**GIVEN PROBLEM**
Can you express the entries from the line containing "- table-row: set snmp" through the line containing "- brand: DragonWave Inc.: [766, 30, 932, 54]" as a JSON list of strings, one string per line and with blank lines omitted?

**MATERIAL SHOWN**
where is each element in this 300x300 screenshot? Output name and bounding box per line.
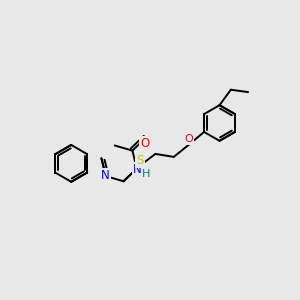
Text: S: S [136,154,144,167]
Text: N: N [101,169,110,182]
Text: H: H [142,169,150,179]
Text: O: O [140,137,149,150]
Text: O: O [184,134,193,144]
Text: N: N [133,163,142,176]
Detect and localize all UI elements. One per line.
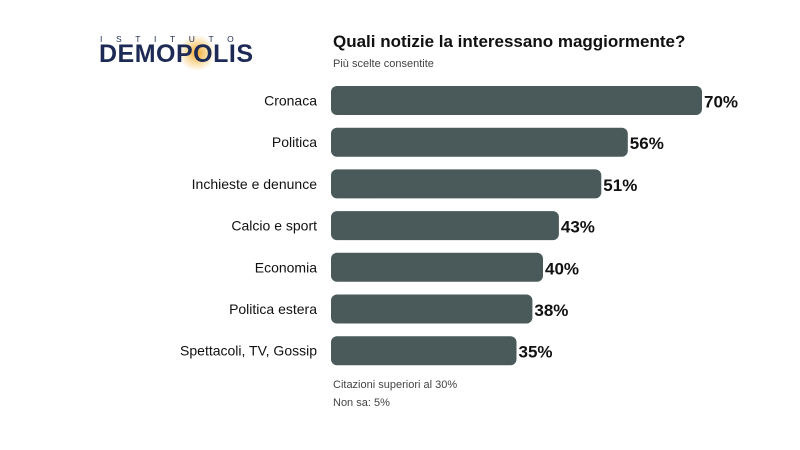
category-label: Politica xyxy=(272,134,317,150)
category-label: Economia xyxy=(255,259,317,275)
category-label: Politica estera xyxy=(229,301,317,317)
value-label: 40% xyxy=(545,259,579,278)
bar-0 xyxy=(331,86,702,115)
footnote-non-sa: Non sa: 5% xyxy=(333,397,390,409)
demopolis-logo: ISTITUTO DEMOPOLIS xyxy=(96,34,286,70)
logo-top-text: ISTITUTO xyxy=(100,34,248,44)
category-label: Spettacoli, TV, Gossip xyxy=(180,343,317,359)
bar-1 xyxy=(331,127,628,157)
logo-main-text: DEMOPOLIS xyxy=(99,40,254,68)
value-label: 35% xyxy=(519,343,553,362)
category-label: Cronaca xyxy=(264,93,317,109)
bar-6 xyxy=(331,336,517,366)
bar-5 xyxy=(331,294,533,324)
chart-subtitle: Più scelte consentite xyxy=(333,58,434,70)
bar-2 xyxy=(331,169,602,199)
bar-4 xyxy=(331,252,543,282)
chart-title: Quali notizie la interessano maggiorment… xyxy=(333,32,686,51)
logo-glow xyxy=(178,36,216,70)
value-label: 43% xyxy=(561,218,595,237)
value-label: 38% xyxy=(534,301,568,320)
category-label: Inchieste e denunce xyxy=(192,176,318,192)
value-label: 56% xyxy=(630,134,664,153)
value-label: 51% xyxy=(603,176,637,195)
value-label: 70% xyxy=(704,93,738,112)
footnote-citations: Citazioni superiori al 30% xyxy=(333,379,458,391)
bar-3 xyxy=(331,211,559,241)
category-label: Calcio e sport xyxy=(231,218,317,234)
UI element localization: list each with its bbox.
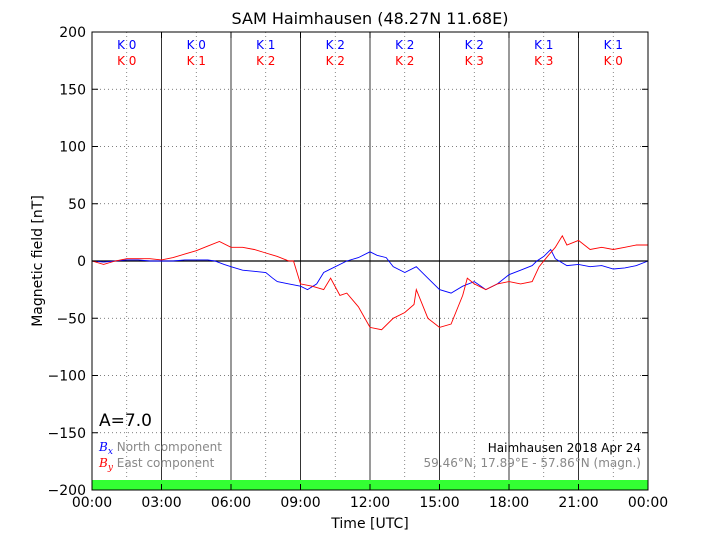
k-index-east: K 2 [395, 54, 414, 68]
k-index-north: K 1 [256, 38, 275, 52]
station-date: Haimhausen 2018 Apr 24 [488, 441, 641, 455]
x-tick-label: 12:00 [350, 495, 390, 511]
x-tick-label: 09:00 [280, 495, 320, 511]
y-tick-label: 200 [59, 25, 86, 41]
k-index-east: K 0 [117, 54, 136, 68]
x-tick-label: 21:00 [558, 495, 598, 511]
legend-by-symbol: B [98, 456, 108, 470]
y-tick-label: 50 [68, 197, 86, 213]
chart-title: SAM Haimhausen (48.27N 11.68E) [232, 9, 509, 28]
y-tick-label: 150 [59, 82, 86, 98]
k-index-east: K 1 [187, 54, 206, 68]
legend-by: By East component [98, 456, 215, 473]
k-index-north: K 0 [187, 38, 206, 52]
legend: Bx North component By East component [98, 440, 222, 473]
x-axis-label: Time [UTC] [330, 516, 408, 532]
k-index-east: K 3 [465, 54, 484, 68]
y-axis-label: Magnetic field [nT] [30, 195, 46, 327]
k-index-east: K 2 [256, 54, 275, 68]
k-index-east: K 0 [604, 54, 623, 68]
y-tick-label: −150 [48, 426, 86, 442]
y-tick-label: −100 [48, 369, 86, 385]
x-tick-label: 18:00 [489, 495, 529, 511]
k-index-north: K 2 [465, 38, 484, 52]
k-index-north: K 1 [604, 38, 623, 52]
x-tick-label: 15:00 [419, 495, 459, 511]
k-index-north: K 1 [534, 38, 553, 52]
series-line-north [91, 248, 649, 294]
a-index: A=7.0 [99, 411, 152, 431]
k-indices: K 0 K 0 K 0 K 1 K 1 K 2 K 2 K 2 K 2 K 2 K 2 K 3 K 1 K… [117, 38, 623, 68]
y-tick-label: 100 [59, 140, 86, 156]
legend-bx: Bx North component [98, 440, 222, 457]
x-tick-label: 00:00 [628, 495, 668, 511]
legend-bx-sub: x [108, 447, 113, 457]
k-index-north: K 2 [395, 38, 414, 52]
legend-by-sub: y [107, 463, 114, 473]
coordinates: 59.46°N, 17.89°E - 57.86°N (magn.) [424, 456, 641, 470]
series-line-east [91, 234, 648, 331]
k-index-east: K 3 [534, 54, 553, 68]
x-tick-label: 00:00 [72, 495, 112, 511]
legend-by-text: East component [113, 456, 215, 470]
series-layer [91, 234, 649, 331]
legend-bx-text: North component [113, 440, 222, 454]
ticks: 00:00 03:00 06:00 09:00 12:00 15:00 18:00 21:00… [48, 25, 669, 511]
x-tick-label: 03:00 [141, 495, 181, 511]
y-tick-label: 0 [77, 254, 86, 270]
x-tick-label: 06:00 [211, 495, 251, 511]
y-tick-label: −50 [56, 311, 86, 327]
k-index-north: K 2 [326, 38, 345, 52]
legend-bx-symbol: B [98, 440, 108, 454]
y-tick-label: −200 [48, 483, 86, 499]
k-index-north: K 0 [117, 38, 136, 52]
k-index-east: K 2 [326, 54, 345, 68]
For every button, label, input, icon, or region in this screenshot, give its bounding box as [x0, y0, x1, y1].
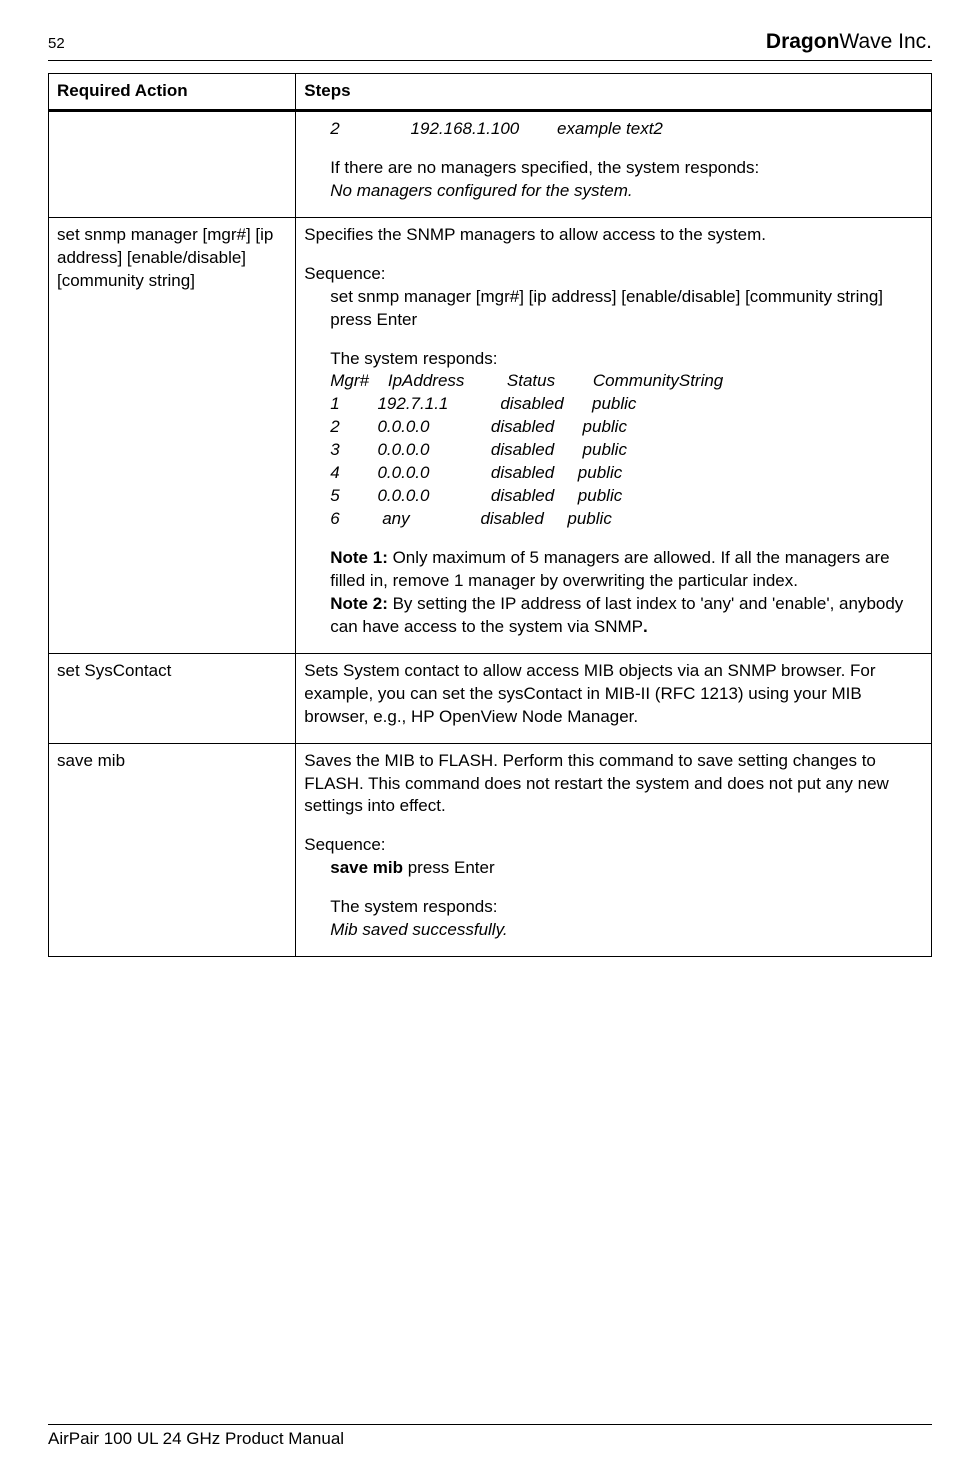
- table-row: set snmp manager [mgr#] [ip address] [en…: [49, 217, 932, 653]
- response-text: Mib saved successfully.: [304, 919, 923, 942]
- output-line: 2 192.168.1.100 example text2: [304, 118, 923, 141]
- text-line: If there are no managers specified, the …: [304, 157, 923, 180]
- cell-action: set SysContact: [49, 653, 296, 743]
- col-steps: Steps: [296, 74, 932, 111]
- table-row: 2 192.168.1.100 example text2 If there a…: [49, 110, 932, 217]
- footer-rule: [48, 1424, 932, 1425]
- output-line: 3 0.0.0.0 disabled public: [304, 439, 923, 462]
- brand-rest: Wave Inc.: [839, 30, 932, 53]
- table-row: save mib Saves the MIB to FLASH. Perform…: [49, 743, 932, 957]
- cell-action: set snmp manager [mgr#] [ip address] [en…: [49, 217, 296, 653]
- output-line: 2 0.0.0.0 disabled public: [304, 416, 923, 439]
- sequence-label: Sequence:: [304, 834, 923, 857]
- note-2-period: .: [643, 617, 648, 636]
- note-2-text: By setting the IP address of last index …: [330, 594, 903, 636]
- response-label: The system responds:: [304, 896, 923, 919]
- output-line: 1 192.7.1.1 disabled public: [304, 393, 923, 416]
- note-2: Note 2: By setting the IP address of las…: [304, 593, 923, 639]
- cell-steps: Saves the MIB to FLASH. Perform this com…: [296, 743, 932, 957]
- sequence-label: Sequence:: [304, 263, 923, 286]
- brand: DragonWave Inc.: [766, 30, 932, 54]
- page-header: 52 DragonWave Inc.: [48, 30, 932, 54]
- note-2-label: Note 2:: [330, 594, 388, 613]
- output-line: 5 0.0.0.0 disabled public: [304, 485, 923, 508]
- footer-text: AirPair 100 UL 24 GHz Product Manual: [48, 1429, 932, 1449]
- note-1: Note 1: Only maximum of 5 managers are a…: [304, 547, 923, 593]
- text-line: Sets System contact to allow access MIB …: [304, 660, 923, 729]
- response-label: The system responds:: [304, 348, 923, 371]
- cell-steps: Sets System contact to allow access MIB …: [296, 653, 932, 743]
- output-line: 4 0.0.0.0 disabled public: [304, 462, 923, 485]
- sequence-rest: press Enter: [403, 858, 495, 877]
- cell-action: [49, 110, 296, 217]
- table-row: set SysContact Sets System contact to al…: [49, 653, 932, 743]
- cell-steps: 2 192.168.1.100 example text2 If there a…: [296, 110, 932, 217]
- sequence-bold: save mib: [330, 858, 403, 877]
- text-line: Saves the MIB to FLASH. Perform this com…: [304, 750, 923, 819]
- table-header-row: Required Action Steps: [49, 74, 932, 111]
- brand-bold: Dragon: [766, 30, 840, 53]
- header-rule: [48, 60, 932, 61]
- sequence-text: set snmp manager [mgr#] [ip address] [en…: [304, 286, 923, 332]
- sequence-text: save mib press Enter: [304, 857, 923, 880]
- text-line: No managers configured for the system.: [304, 180, 923, 203]
- cell-action: save mib: [49, 743, 296, 957]
- page-number: 52: [48, 35, 65, 52]
- output-header: Mgr# IpAddress Status CommunityString: [304, 370, 923, 393]
- commands-table: Required Action Steps 2 192.168.1.100 ex…: [48, 73, 932, 957]
- cell-steps: Specifies the SNMP managers to allow acc…: [296, 217, 932, 653]
- note-1-label: Note 1:: [330, 548, 388, 567]
- page-footer: AirPair 100 UL 24 GHz Product Manual: [48, 1424, 932, 1449]
- col-required-action: Required Action: [49, 74, 296, 111]
- output-line: 6 any disabled public: [304, 508, 923, 531]
- note-1-text: Only maximum of 5 managers are allowed. …: [330, 548, 889, 590]
- text-line: Specifies the SNMP managers to allow acc…: [304, 224, 923, 247]
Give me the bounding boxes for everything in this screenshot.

**THE SOLUTION**
[
  "- table-row: set snmp manager [mgr#] [ip address] [en…: [49, 217, 932, 653]",
  "- response-text: Mib saved successfully.: [304, 919, 923, 942]",
  "- output-line: 2 192.168.1.100 example text2: [304, 118, 923, 141]",
  "- text-line: If there are no managers specified, the …: [304, 157, 923, 180]",
  "- cell-action: set SysContact: [49, 653, 296, 743]",
  "- col-steps: Steps: [296, 74, 932, 111]",
  "- table-row: 2 192.168.1.100 example text2 If there a…: [49, 110, 932, 217]",
  "- footer-rule: [48, 1424, 932, 1425]",
  "- output-line: 3 0.0.0.0 disabled public: [304, 439, 923, 462]",
  "- brand-rest: Wave Inc.: [839, 30, 932, 53]",
  "- table-row: save mib Saves the MIB to FLASH. Perform…: [49, 743, 932, 957]",
  "- cell-action: set snmp manager [mgr#] [ip address] [en…: [49, 217, 296, 653]",
  "- output-line: 2 0.0.0.0 disabled public: [304, 416, 923, 439]",
  "- sequence-label: Sequence:: [304, 834, 923, 857]",
  "- note-2-period: .: [643, 617, 648, 636]",
  "- note-2-text: By setting the IP address of last index …: [330, 594, 903, 636]",
  "- response-label: The system responds:: [304, 896, 923, 919]",
  "- output-line: 1 192.7.1.1 disabled public: [304, 393, 923, 416]",
  "- note-2: Note 2: By setting the IP address of las…: [304, 593, 923, 639]",
  "- cell-steps: Saves the MIB to FLASH. Perform this com…: [296, 743, 932, 957]",
  "- sequence-label: Sequence:: [304, 263, 923, 286]",
  "- brand: DragonWave Inc.: [766, 30, 932, 54]"
]